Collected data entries
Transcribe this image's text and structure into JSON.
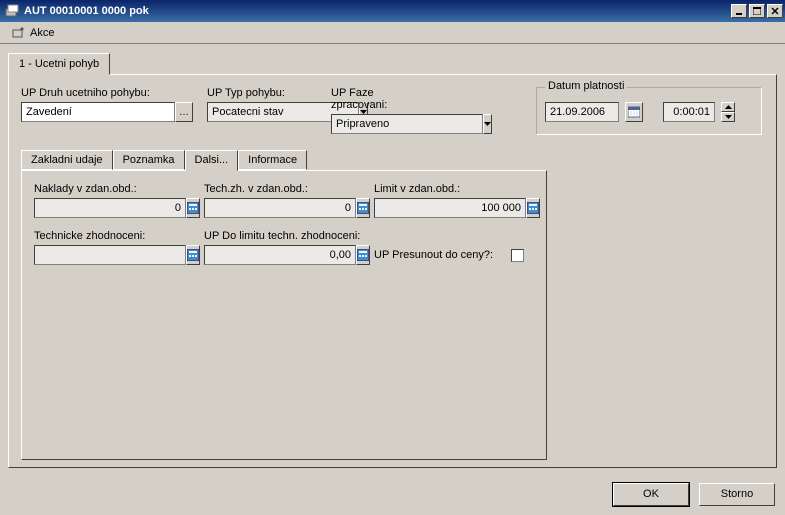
{
  "window": {
    "title": "AUT 00010001 0000 pok"
  },
  "menu": {
    "akce": "Akce"
  },
  "main_tabs": {
    "ucetni_pohyb": "1 - Ucetni pohyb"
  },
  "labels": {
    "druh": "UP Druh ucetniho pohybu:",
    "typ": "UP Typ pohybu:",
    "faze": "UP Faze zpracovani:",
    "datum_platnosti": "Datum platnosti"
  },
  "values": {
    "druh": "Zavedení",
    "typ": "Pocatecni stav",
    "faze": "Pripraveno",
    "date": "21.09.2006",
    "time": "0:00:01"
  },
  "sub_tabs": {
    "zakladni": "Zakladni udaje",
    "poznamka": "Poznamka",
    "dalsi": "Dalsi...",
    "informace": "Informace"
  },
  "dalsi": {
    "naklady_label": "Naklady v zdan.obd.:",
    "naklady_value": "0",
    "techzh_label": "Tech.zh. v zdan.obd.:",
    "techzh_value": "0",
    "limit_label": "Limit v zdan.obd.:",
    "limit_value": "100 000",
    "technicke_label": "Technicke zhodnoceni:",
    "technicke_value": "",
    "dolimitu_label": "UP Do limitu techn. zhodnoceni:",
    "dolimitu_value": "0,00",
    "presunout_label": "UP Presunout do ceny?:"
  },
  "footer": {
    "ok": "OK",
    "storno": "Storno"
  }
}
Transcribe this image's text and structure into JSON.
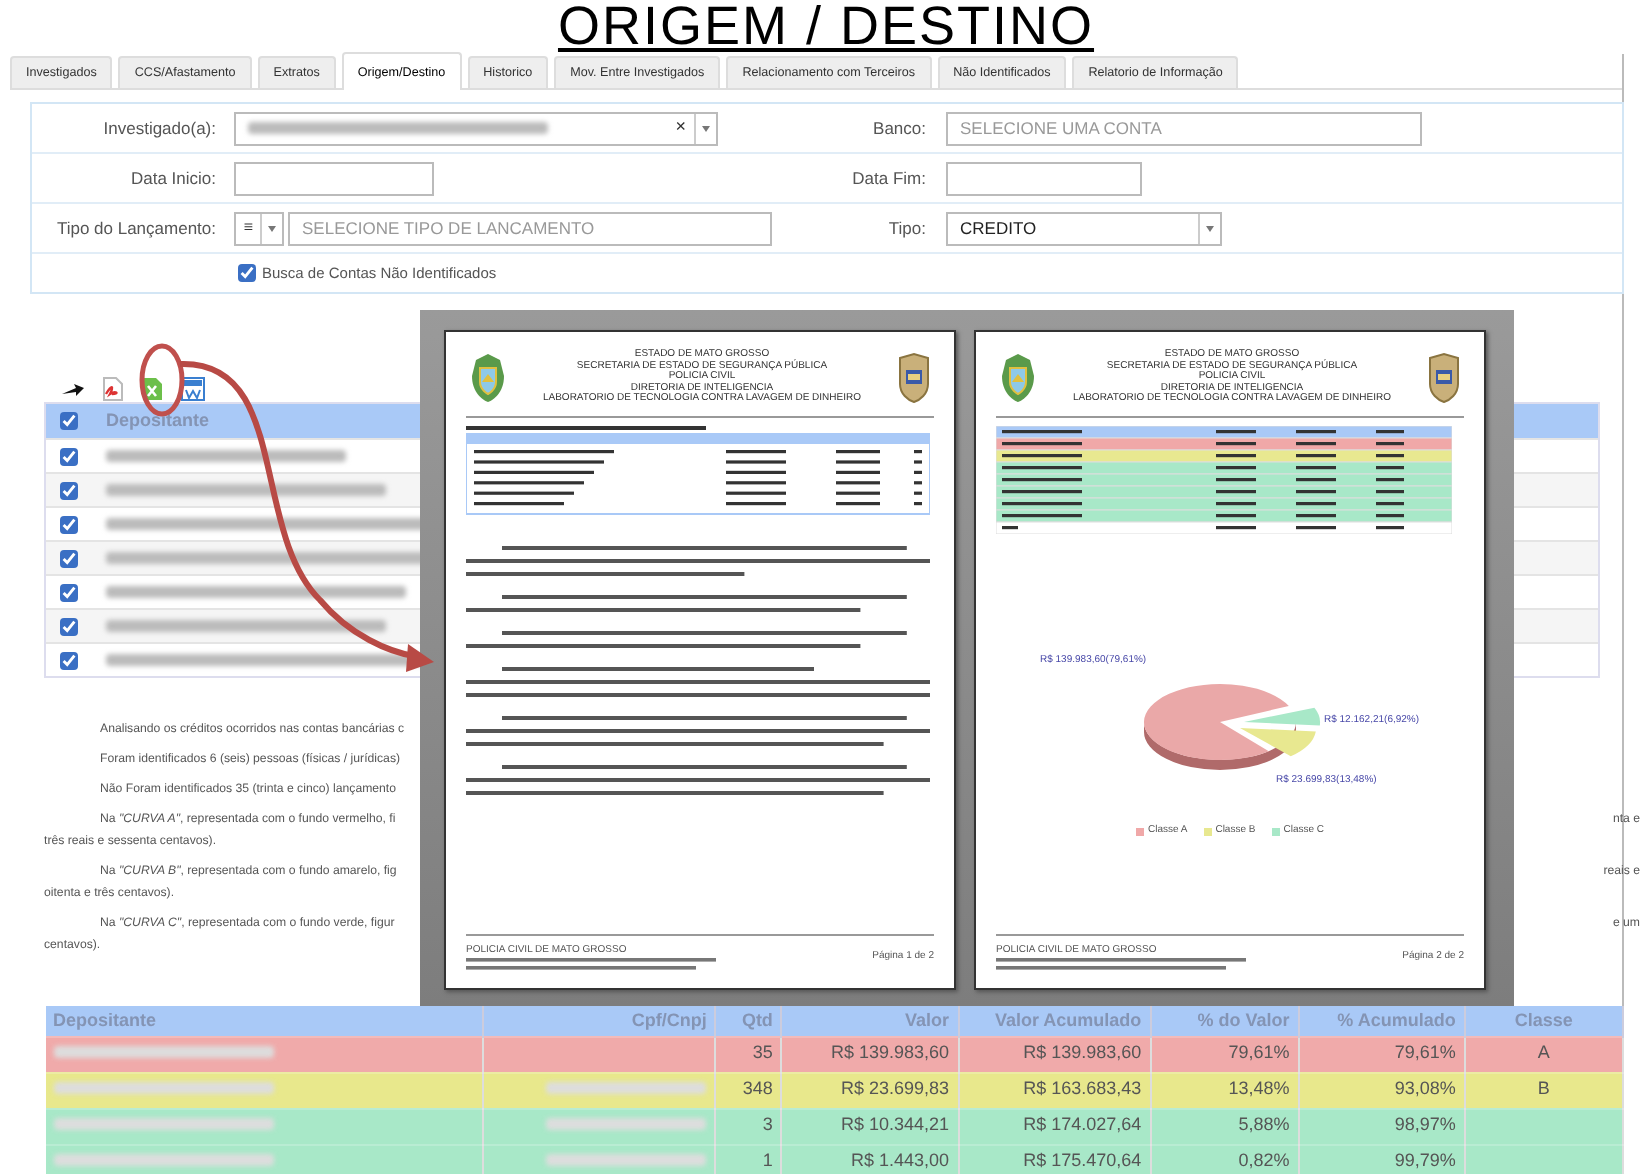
{
  "title": "ORIGEM / DESTINO",
  "tabs": [
    {
      "label": "Investigados",
      "selected": false
    },
    {
      "label": "CCS/Afastamento",
      "selected": false
    },
    {
      "label": "Extratos",
      "selected": false
    },
    {
      "label": "Origem/Destino",
      "selected": true
    },
    {
      "label": "Historico",
      "selected": false
    },
    {
      "label": "Mov. Entre Investigados",
      "selected": false
    },
    {
      "label": "Relacionamento com Terceiros",
      "selected": false
    },
    {
      "label": "Não Identificados",
      "selected": false
    },
    {
      "label": "Relatorio de Informação",
      "selected": false
    }
  ],
  "form": {
    "investigado_label": "Investigado(a):",
    "investigado_redacted": true,
    "clear": "×",
    "banco_label": "Banco:",
    "banco_placeholder": "SELECIONE UMA CONTA",
    "data_inicio_label": "Data Inicio:",
    "data_fim_label": "Data Fim:",
    "tipo_lancamento_label": "Tipo do Lançamento:",
    "tipo_lancamento_button": "≡",
    "tipo_lancamento_placeholder": "SELECIONE TIPO DE LANCAMENTO",
    "tipo_label": "Tipo:",
    "tipo_value": "CREDITO",
    "checkbox_label": "Busca de Contas Não Identificados",
    "checkbox_checked": true
  },
  "toolbar": [
    {
      "kind": "arrow"
    },
    {
      "kind": "pdf"
    },
    {
      "kind": "excel"
    },
    {
      "kind": "word"
    }
  ],
  "depositors": {
    "header": "Depositante",
    "header_checked": true,
    "rows": [
      {
        "checked": true,
        "redacted": true
      },
      {
        "checked": true,
        "redacted": true
      },
      {
        "checked": true,
        "redacted": true
      },
      {
        "checked": true,
        "redacted": true
      },
      {
        "checked": true,
        "redacted": true
      },
      {
        "checked": true,
        "redacted": true
      },
      {
        "checked": true,
        "redacted": true
      }
    ]
  },
  "paragraphs": [
    {
      "lines": [
        {
          "left": "Analisando os créditos ocorridos nas contas bancárias c"
        }
      ]
    },
    {
      "lines": [
        {
          "left": "Foram identificados 6 (seis) pessoas (físicas / jurídicas)"
        }
      ]
    },
    {
      "lines": [
        {
          "left": "Não Foram identificados 35 (trinta e cinco) lançamento"
        }
      ]
    },
    {
      "lines": [
        {
          "left": "Na *\"CURVA A\"*, representada com o fundo vermelho, fi",
          "right": "nta e"
        },
        {
          "left": "três reais e sessenta centavos)."
        }
      ]
    },
    {
      "lines": [
        {
          "left": "Na *\"CURVA B\"*, representada com o fundo amarelo, fig",
          "right": "reais e"
        },
        {
          "left": "oitenta e três centavos)."
        }
      ]
    },
    {
      "lines": [
        {
          "left": "Na *\"CURVA C\"*, representada com o fundo verde, figur",
          "right": "e um"
        },
        {
          "left": "centavos)."
        }
      ]
    }
  ],
  "summary": {
    "columns": [
      "Depositante",
      "Cpf/Cnpj",
      "Qtd",
      "Valor",
      "Valor Acumulado",
      "% do Valor",
      "% Acumulado",
      "Classe"
    ],
    "rows": [
      {
        "color": "#f0aaaa",
        "depositante_redacted": true,
        "cpf_redacted": false,
        "qtd": "35",
        "valor": "R$ 139.983,60",
        "acumulado": "R$ 139.983,60",
        "pct": "79,61%",
        "pct_acumulado": "79,61%",
        "classe": "A"
      },
      {
        "color": "#e8e88c",
        "depositante_redacted": true,
        "cpf_redacted": true,
        "qtd": "348",
        "valor": "R$ 23.699,83",
        "acumulado": "R$ 163.683,43",
        "pct": "13,48%",
        "pct_acumulado": "93,08%",
        "classe": "B"
      },
      {
        "color": "#a8e8c8",
        "depositante_redacted": true,
        "cpf_redacted": true,
        "qtd": "3",
        "valor": "R$ 10.344,21",
        "acumulado": "R$ 174.027,64",
        "pct": "5,88%",
        "pct_acumulado": "98,97%"
      },
      {
        "color": "#a8e8c8",
        "depositante_redacted": true,
        "cpf_redacted": true,
        "qtd": "1",
        "valor": "R$ 1.443,00",
        "acumulado": "R$ 175.470,64",
        "pct": "0,82%",
        "pct_acumulado": "99,79%"
      }
    ]
  },
  "document_preview": {
    "pages": [
      {
        "kind": "text",
        "header_lines": [
          "ESTADO DE MATO GROSSO",
          "SECRETARIA DE ESTADO DE SEGURANÇA PÚBLICA",
          "POLICIA CIVIL",
          "DIRETORIA DE INTELIGENCIA",
          "LABORATORIO DE TECNOLOGIA CONTRA LAVAGEM DE DINHEIRO"
        ],
        "footer_title": "POLICIA CIVIL DE MATO GROSSO",
        "page_number": "Página 1 de 2"
      },
      {
        "kind": "chart",
        "header_lines": [
          "ESTADO DE MATO GROSSO",
          "SECRETARIA DE ESTADO DE SEGURANÇA PÚBLICA",
          "POLICIA CIVIL",
          "DIRETORIA DE INTELIGENCIA",
          "LABORATORIO DE TECNOLOGIA CONTRA LAVAGEM DE DINHEIRO"
        ],
        "pie_labels": [
          "R$ 139.983,60(79,61%)",
          "R$ 12.162,21(6,92%)",
          "R$ 23.699,83(13,48%)"
        ],
        "legend": [
          {
            "label": "Classe A",
            "color": "#f0a8a8"
          },
          {
            "label": "Classe B",
            "color": "#e8e890"
          },
          {
            "label": "Classe C",
            "color": "#a8e8c8"
          }
        ],
        "footer_title": "POLICIA CIVIL DE MATO GROSSO",
        "page_number": "Página 2 de 2"
      }
    ]
  }
}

* **YOUR OBJECTIVE**: In the copy, include no pictures; restate the listing above exactly.

* **OUTPUT**:
Transcribe this image's text and structure into JSON.
{
  "window": {
    "title": "AUT 00010001 0000 pok"
  },
  "menu": {
    "akce": "Akce"
  },
  "main_tabs": {
    "ucetni_pohyb": "1 - Ucetni pohyb"
  },
  "labels": {
    "druh": "UP Druh ucetniho pohybu:",
    "typ": "UP Typ pohybu:",
    "faze": "UP Faze zpracovani:",
    "datum_platnosti": "Datum platnosti"
  },
  "values": {
    "druh": "Zavedení",
    "typ": "Pocatecni stav",
    "faze": "Pripraveno",
    "date": "21.09.2006",
    "time": "0:00:01"
  },
  "sub_tabs": {
    "zakladni": "Zakladni udaje",
    "poznamka": "Poznamka",
    "dalsi": "Dalsi...",
    "informace": "Informace"
  },
  "dalsi": {
    "naklady_label": "Naklady v zdan.obd.:",
    "naklady_value": "0",
    "techzh_label": "Tech.zh. v zdan.obd.:",
    "techzh_value": "0",
    "limit_label": "Limit v zdan.obd.:",
    "limit_value": "100 000",
    "technicke_label": "Technicke zhodnoceni:",
    "technicke_value": "",
    "dolimitu_label": "UP Do limitu techn. zhodnoceni:",
    "dolimitu_value": "0,00",
    "presunout_label": "UP Presunout do ceny?:"
  },
  "footer": {
    "ok": "OK",
    "storno": "Storno"
  }
}
Transcribe this image's text and structure into JSON.
{
  "title": "ORIGEM / DESTINO",
  "tabs": [
    {
      "label": "Investigados",
      "selected": false
    },
    {
      "label": "CCS/Afastamento",
      "selected": false
    },
    {
      "label": "Extratos",
      "selected": false
    },
    {
      "label": "Origem/Destino",
      "selected": true
    },
    {
      "label": "Historico",
      "selected": false
    },
    {
      "label": "Mov. Entre Investigados",
      "selected": false
    },
    {
      "label": "Relacionamento com Terceiros",
      "selected": false
    },
    {
      "label": "Não Identificados",
      "selected": false
    },
    {
      "label": "Relatorio de Informação",
      "selected": false
    }
  ],
  "form": {
    "investigado_label": "Investigado(a):",
    "investigado_redacted": true,
    "clear": "×",
    "banco_label": "Banco:",
    "banco_placeholder": "SELECIONE UMA CONTA",
    "data_inicio_label": "Data Inicio:",
    "data_fim_label": "Data Fim:",
    "tipo_lancamento_label": "Tipo do Lançamento:",
    "tipo_lancamento_button": "≡",
    "tipo_lancamento_placeholder": "SELECIONE TIPO DE LANCAMENTO",
    "tipo_label": "Tipo:",
    "tipo_value": "CREDITO",
    "checkbox_label": "Busca de Contas Não Identificados",
    "checkbox_checked": true
  },
  "toolbar": [
    {
      "kind": "arrow"
    },
    {
      "kind": "pdf"
    },
    {
      "kind": "excel"
    },
    {
      "kind": "word"
    }
  ],
  "depositors": {
    "header": "Depositante",
    "header_checked": true,
    "rows": [
      {
        "checked": true,
        "redacted": true
      },
      {
        "checked": true,
        "redacted": true
      },
      {
        "checked": true,
        "redacted": true
      },
      {
        "checked": true,
        "redacted": true
      },
      {
        "checked": true,
        "redacted": true
      },
      {
        "checked": true,
        "redacted": true
      },
      {
        "checked": true,
        "redacted": true
      }
    ]
  },
  "paragraphs": [
    {
      "lines": [
        {
          "left": "Analisando os créditos ocorridos nas contas bancárias c"
        }
      ]
    },
    {
      "lines": [
        {
          "left": "Foram identificados 6 (seis) pessoas (físicas / jurídicas)"
        }
      ]
    },
    {
      "lines": [
        {
          "left": "Não Foram identificados 35 (trinta e cinco) lançamento"
        }
      ]
    },
    {
      "lines": [
        {
          "left": "Na *\"CURVA A\"*, representada com o fundo vermelho, fi",
          "right": "nta e"
        },
        {
          "left": "três reais e sessenta centavos)."
        }
      ]
    },
    {
      "lines": [
        {
          "left": "Na *\"CURVA B\"*, representada com o fundo amarelo, fig",
          "right": "reais e"
        },
        {
          "left": "oitenta e três centavos)."
        }
      ]
    },
    {
      "lines": [
        {
          "left": "Na *\"CURVA C\"*, representada com o fundo verde, figur",
          "right": "e um"
        },
        {
          "left": "centavos)."
        }
      ]
    }
  ],
  "summary": {
    "columns": [
      "Depositante",
      "Cpf/Cnpj",
      "Qtd",
      "Valor",
      "Valor Acumulado",
      "% do Valor",
      "% Acumulado",
      "Classe"
    ],
    "rows": [
      {
        "color": "#f0aaaa",
        "depositante_redacted": true,
        "cpf_redacted": false,
        "qtd": "35",
        "valor": "R$ 139.983,60",
        "acumulado": "R$ 139.983,60",
        "pct": "79,61%",
        "pct_acumulado": "79,61%",
        "classe": "A"
      },
      {
        "color": "#e8e88c",
        "depositante_redacted": true,
        "cpf_redacted": true,
        "qtd": "348",
        "valor": "R$ 23.699,83",
        "acumulado": "R$ 163.683,43",
        "pct": "13,48%",
        "pct_acumulado": "93,08%",
        "classe": "B"
      },
      {
        "color": "#a8e8c8",
        "depositante_redacted": true,
        "cpf_redacted": true,
        "qtd": "3",
        "valor": "R$ 10.344,21",
        "acumulado": "R$ 174.027,64",
        "pct": "5,88%",
        "pct_acumulado": "98,97%"
      },
      {
        "color": "#a8e8c8",
        "depositante_redacted": true,
        "cpf_redacted": true,
        "qtd": "1",
        "valor": "R$ 1.443,00",
        "acumulado": "R$ 175.470,64",
        "pct": "0,82%",
        "pct_acumulado": "99,79%"
      }
    ]
  },
  "document_preview": {
    "pages": [
      {
        "kind": "text",
        "header_lines": [
          "ESTADO DE MATO GROSSO",
          "SECRETARIA DE ESTADO DE SEGURANÇA PÚBLICA",
          "POLICIA CIVIL",
          "DIRETORIA DE INTELIGENCIA",
          "LABORATORIO DE TECNOLOGIA CONTRA LAVAGEM DE DINHEIRO"
        ],
        "footer_title": "POLICIA CIVIL DE MATO GROSSO",
        "page_number": "Página 1 de 2"
      },
      {
        "kind": "chart",
        "header_lines": [
          "ESTADO DE MATO GROSSO",
          "SECRETARIA DE ESTADO DE SEGURANÇA PÚBLICA",
          "POLICIA CIVIL",
          "DIRETORIA DE INTELIGENCIA",
          "LABORATORIO DE TECNOLOGIA CONTRA LAVAGEM DE DINHEIRO"
        ],
        "pie_labels": [
          "R$ 139.983,60(79,61%)",
          "R$ 12.162,21(6,92%)",
          "R$ 23.699,83(13,48%)"
        ],
        "legend": [
          {
            "label": "Classe A",
            "color": "#f0a8a8"
          },
          {
            "label": "Classe B",
            "color": "#e8e890"
          },
          {
            "label": "Classe C",
            "color": "#a8e8c8"
          }
        ],
        "footer_title": "POLICIA CIVIL DE MATO GROSSO",
        "page_number": "Página 2 de 2"
      }
    ]
  }
}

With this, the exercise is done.